■ Task directions
Find the lines below that contain the string "false". Copy each one.

[Data for this exercise start]

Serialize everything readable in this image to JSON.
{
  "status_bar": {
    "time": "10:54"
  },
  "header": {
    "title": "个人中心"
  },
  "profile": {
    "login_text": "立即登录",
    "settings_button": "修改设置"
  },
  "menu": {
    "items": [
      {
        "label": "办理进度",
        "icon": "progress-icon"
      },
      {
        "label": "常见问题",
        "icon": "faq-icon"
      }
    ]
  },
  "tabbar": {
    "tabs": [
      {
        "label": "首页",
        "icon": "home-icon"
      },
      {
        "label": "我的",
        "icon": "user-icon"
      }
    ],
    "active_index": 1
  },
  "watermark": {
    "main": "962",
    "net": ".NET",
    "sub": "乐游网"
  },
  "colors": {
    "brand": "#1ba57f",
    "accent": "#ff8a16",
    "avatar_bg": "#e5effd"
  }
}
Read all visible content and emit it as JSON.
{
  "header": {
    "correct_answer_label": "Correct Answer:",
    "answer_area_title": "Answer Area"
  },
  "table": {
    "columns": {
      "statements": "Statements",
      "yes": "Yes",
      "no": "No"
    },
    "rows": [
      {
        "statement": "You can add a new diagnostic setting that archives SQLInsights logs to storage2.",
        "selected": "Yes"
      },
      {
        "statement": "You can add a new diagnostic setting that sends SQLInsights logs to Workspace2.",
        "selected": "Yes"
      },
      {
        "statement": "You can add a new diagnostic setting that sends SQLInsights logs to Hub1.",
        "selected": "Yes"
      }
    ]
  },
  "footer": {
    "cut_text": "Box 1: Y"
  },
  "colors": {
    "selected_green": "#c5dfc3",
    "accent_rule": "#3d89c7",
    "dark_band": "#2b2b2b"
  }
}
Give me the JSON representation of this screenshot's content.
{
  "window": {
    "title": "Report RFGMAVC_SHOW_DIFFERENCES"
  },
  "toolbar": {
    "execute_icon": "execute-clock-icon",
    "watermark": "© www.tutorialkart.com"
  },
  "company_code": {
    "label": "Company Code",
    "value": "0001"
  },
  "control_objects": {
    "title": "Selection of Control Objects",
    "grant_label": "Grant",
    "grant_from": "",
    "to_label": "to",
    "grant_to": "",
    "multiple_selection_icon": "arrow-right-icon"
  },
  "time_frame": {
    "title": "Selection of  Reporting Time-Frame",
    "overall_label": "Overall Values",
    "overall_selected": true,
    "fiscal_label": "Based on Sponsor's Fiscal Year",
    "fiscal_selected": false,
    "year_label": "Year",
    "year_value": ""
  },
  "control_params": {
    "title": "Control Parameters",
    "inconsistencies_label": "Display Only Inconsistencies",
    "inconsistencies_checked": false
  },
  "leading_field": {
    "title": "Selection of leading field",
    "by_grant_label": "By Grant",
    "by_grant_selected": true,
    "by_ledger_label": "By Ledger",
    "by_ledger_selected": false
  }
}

[Data for this exercise end]

■ Task response
    "fiscal_selected": false,
    "inconsistencies_checked": false
    "by_ledger_selected": false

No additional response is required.